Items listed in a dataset
* * * * * * * * *

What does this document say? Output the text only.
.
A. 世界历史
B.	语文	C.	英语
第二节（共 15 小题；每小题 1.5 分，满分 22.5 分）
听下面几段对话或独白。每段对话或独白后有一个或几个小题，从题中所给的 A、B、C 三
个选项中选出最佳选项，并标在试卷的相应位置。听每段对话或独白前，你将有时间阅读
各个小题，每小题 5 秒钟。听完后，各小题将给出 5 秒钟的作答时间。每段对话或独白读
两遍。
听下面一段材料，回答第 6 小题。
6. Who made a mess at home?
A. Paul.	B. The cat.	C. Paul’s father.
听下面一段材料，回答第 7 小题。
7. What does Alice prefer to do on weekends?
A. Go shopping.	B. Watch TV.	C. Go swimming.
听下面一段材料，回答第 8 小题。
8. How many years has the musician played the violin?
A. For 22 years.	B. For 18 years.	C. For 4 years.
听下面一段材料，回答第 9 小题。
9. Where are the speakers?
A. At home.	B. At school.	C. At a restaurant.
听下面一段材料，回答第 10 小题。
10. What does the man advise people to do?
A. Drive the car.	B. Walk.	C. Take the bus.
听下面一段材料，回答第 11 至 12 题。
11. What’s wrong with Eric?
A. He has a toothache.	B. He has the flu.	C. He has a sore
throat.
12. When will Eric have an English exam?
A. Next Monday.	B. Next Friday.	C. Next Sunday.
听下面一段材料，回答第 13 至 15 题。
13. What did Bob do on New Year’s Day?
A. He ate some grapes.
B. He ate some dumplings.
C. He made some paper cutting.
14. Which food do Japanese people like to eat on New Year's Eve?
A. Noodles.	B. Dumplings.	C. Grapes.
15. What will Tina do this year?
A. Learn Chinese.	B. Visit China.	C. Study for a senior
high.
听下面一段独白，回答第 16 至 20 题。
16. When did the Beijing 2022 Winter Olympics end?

* * * * * * * * *

Exercise brief> State how many lines above include the word "What", and nothing more.

Final result> 6